Give the number of lines in the listing that hold the word "High". Write nothing but that number.

● ● ● ●

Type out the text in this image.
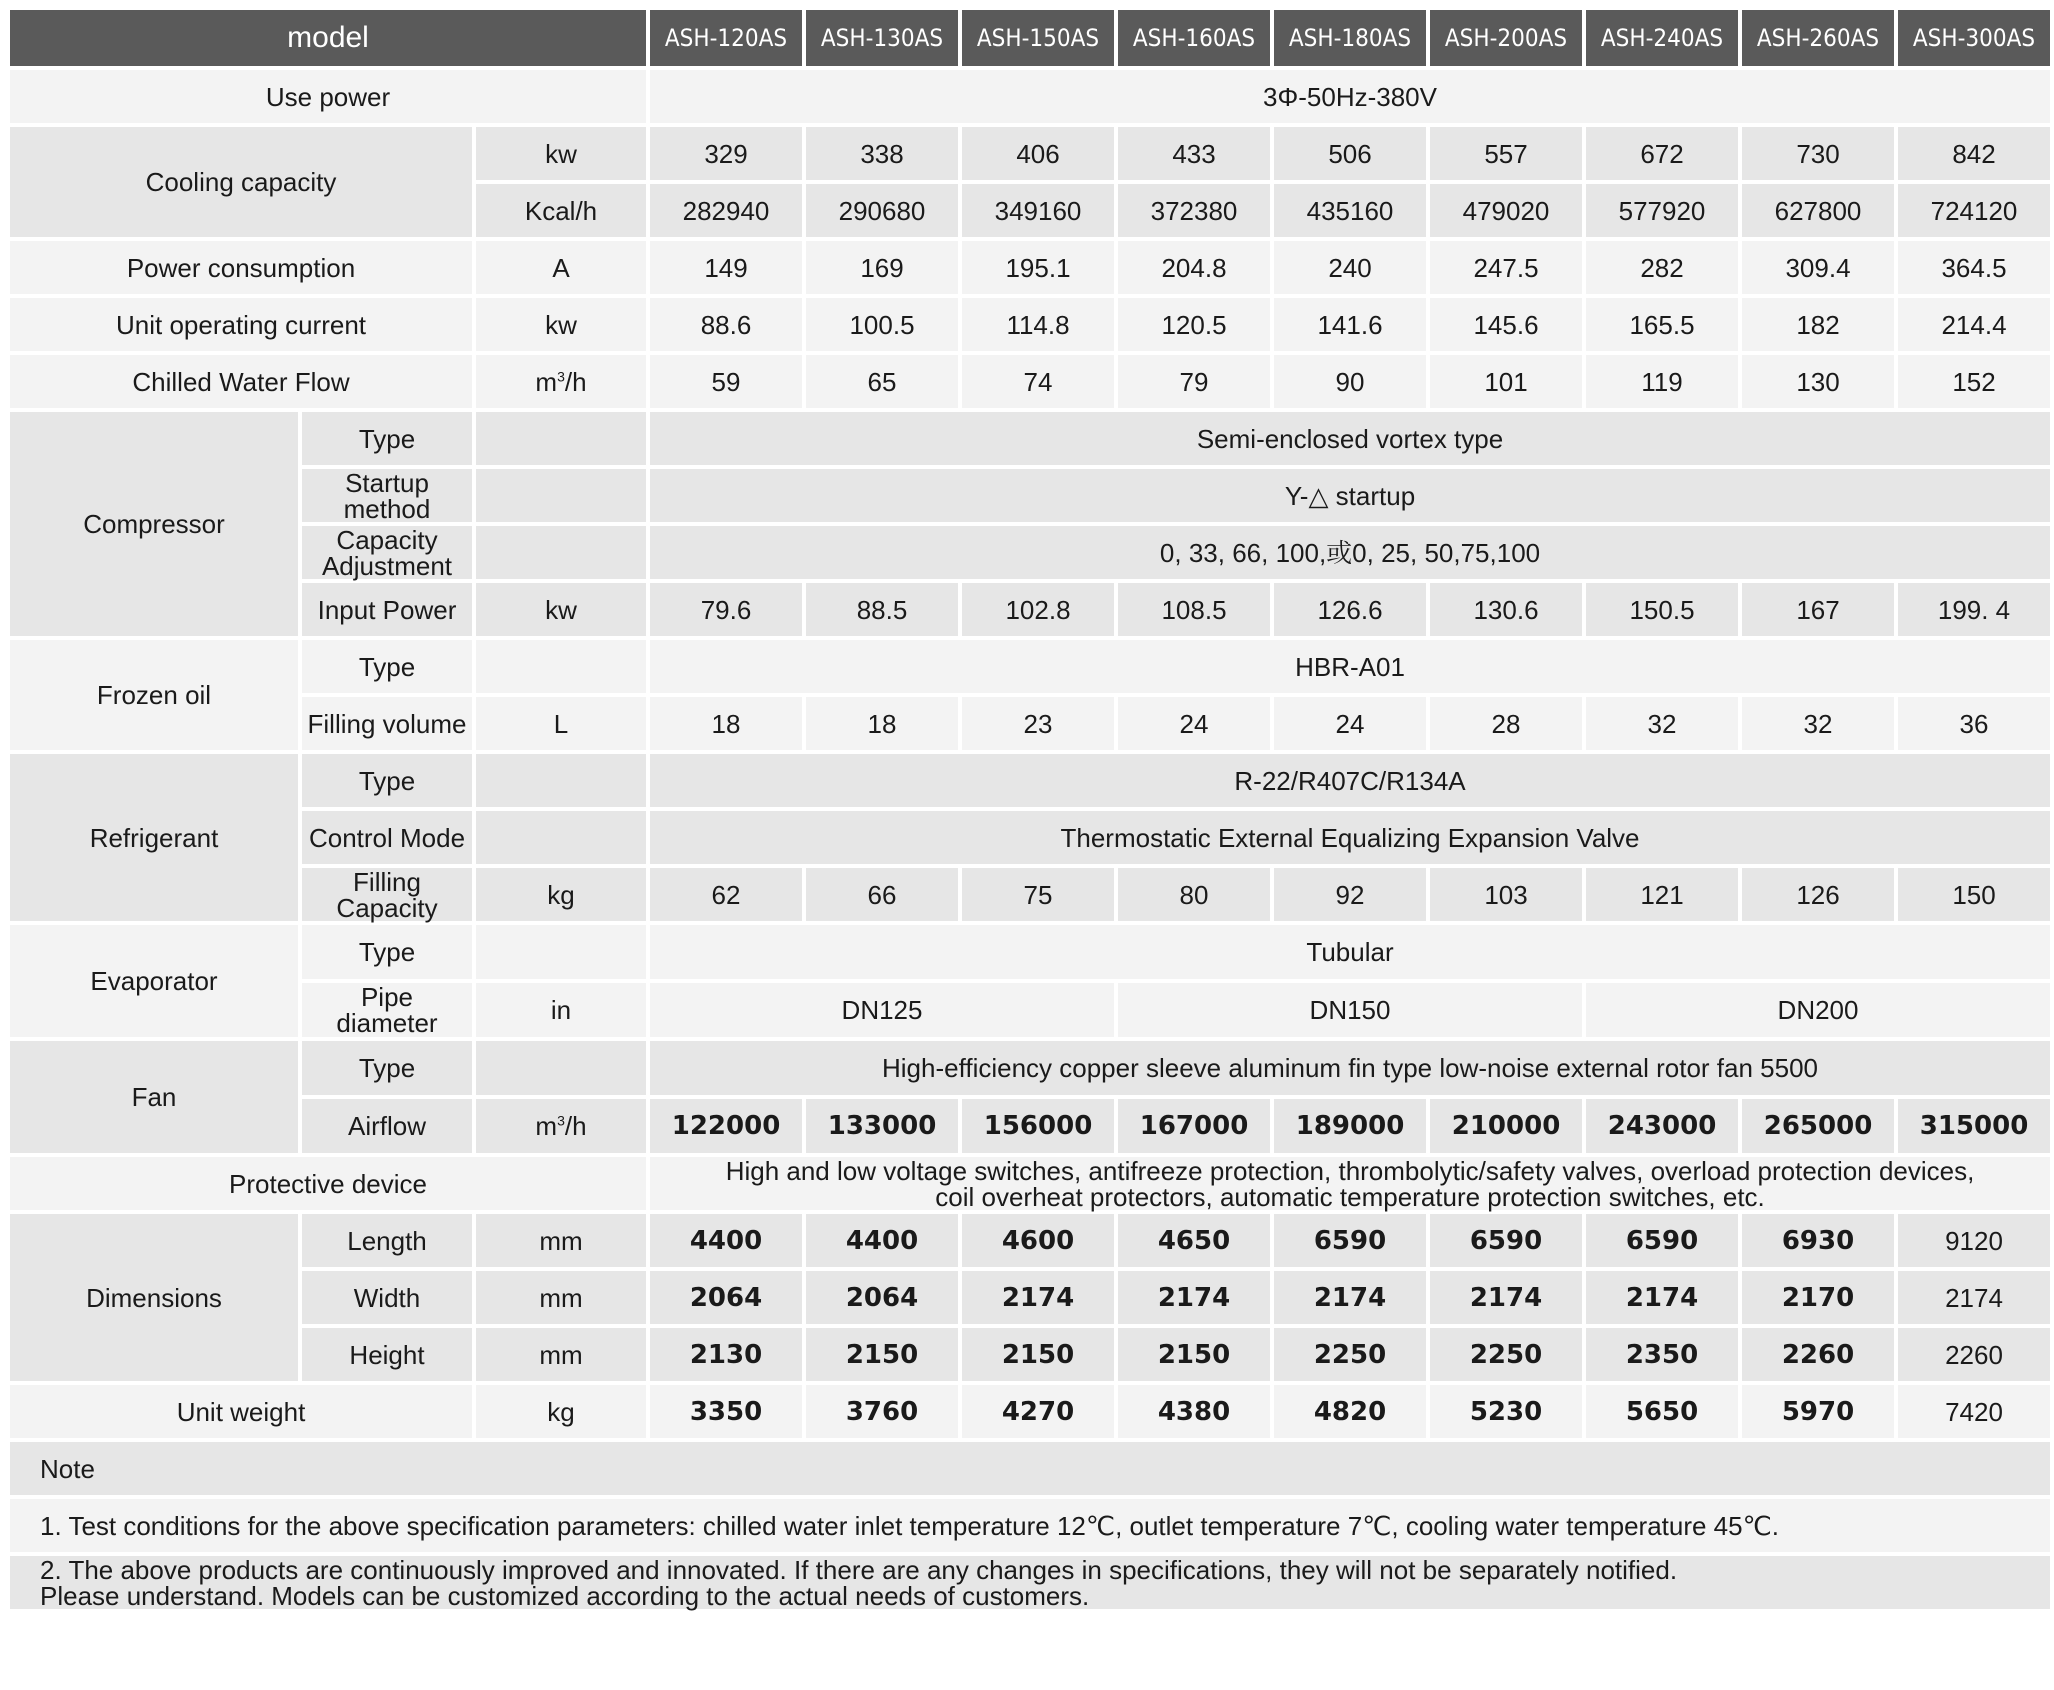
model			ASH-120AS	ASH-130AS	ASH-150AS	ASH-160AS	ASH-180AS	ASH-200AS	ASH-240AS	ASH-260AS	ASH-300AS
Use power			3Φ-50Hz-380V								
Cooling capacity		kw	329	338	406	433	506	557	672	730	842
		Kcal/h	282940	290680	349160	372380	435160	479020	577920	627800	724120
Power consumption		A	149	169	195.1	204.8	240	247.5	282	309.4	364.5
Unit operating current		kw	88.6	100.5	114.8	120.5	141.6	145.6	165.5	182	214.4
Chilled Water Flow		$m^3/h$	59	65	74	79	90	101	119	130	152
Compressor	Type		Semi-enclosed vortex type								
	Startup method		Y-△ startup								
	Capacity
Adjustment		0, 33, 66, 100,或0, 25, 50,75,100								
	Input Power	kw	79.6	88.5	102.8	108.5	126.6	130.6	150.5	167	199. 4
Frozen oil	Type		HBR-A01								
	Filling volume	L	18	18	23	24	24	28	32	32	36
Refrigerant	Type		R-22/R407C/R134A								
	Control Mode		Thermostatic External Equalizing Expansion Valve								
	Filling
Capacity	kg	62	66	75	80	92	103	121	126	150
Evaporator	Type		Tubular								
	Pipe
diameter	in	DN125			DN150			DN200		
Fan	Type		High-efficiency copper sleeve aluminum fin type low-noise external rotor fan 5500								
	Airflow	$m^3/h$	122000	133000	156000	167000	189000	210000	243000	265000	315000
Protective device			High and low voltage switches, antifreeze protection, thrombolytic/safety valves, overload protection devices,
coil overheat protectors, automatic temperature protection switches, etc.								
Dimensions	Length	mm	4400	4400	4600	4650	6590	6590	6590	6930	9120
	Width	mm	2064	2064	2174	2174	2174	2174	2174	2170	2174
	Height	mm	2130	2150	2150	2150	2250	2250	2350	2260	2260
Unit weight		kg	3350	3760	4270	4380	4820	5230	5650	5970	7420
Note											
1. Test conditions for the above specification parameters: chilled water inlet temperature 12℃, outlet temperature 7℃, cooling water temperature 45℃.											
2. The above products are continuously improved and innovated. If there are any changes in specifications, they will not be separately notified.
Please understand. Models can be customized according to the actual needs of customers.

● ● ● ●

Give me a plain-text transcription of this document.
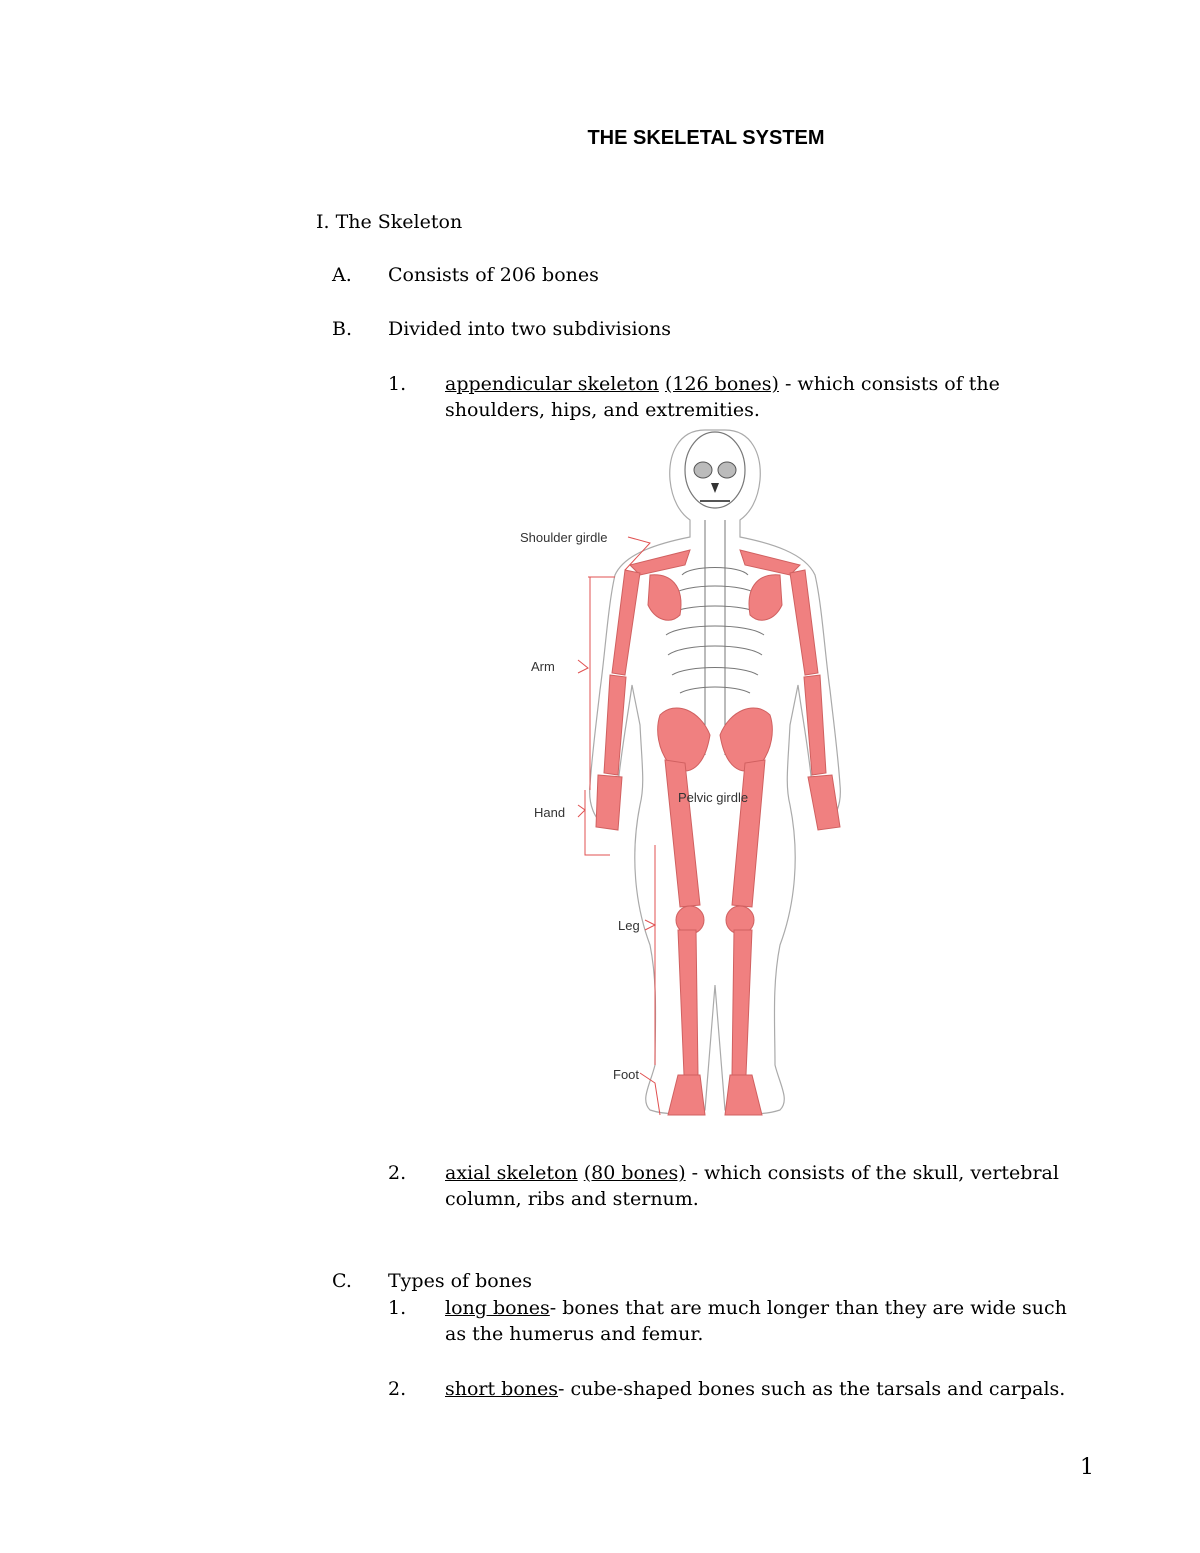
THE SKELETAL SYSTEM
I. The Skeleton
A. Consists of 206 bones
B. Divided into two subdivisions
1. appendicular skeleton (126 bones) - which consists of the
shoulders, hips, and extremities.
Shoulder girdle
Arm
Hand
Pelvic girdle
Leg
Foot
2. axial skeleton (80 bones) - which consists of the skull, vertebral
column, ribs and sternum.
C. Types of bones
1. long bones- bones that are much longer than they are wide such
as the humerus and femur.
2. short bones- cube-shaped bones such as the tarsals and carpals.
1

● ● ● ●

### RESULT BELOW
2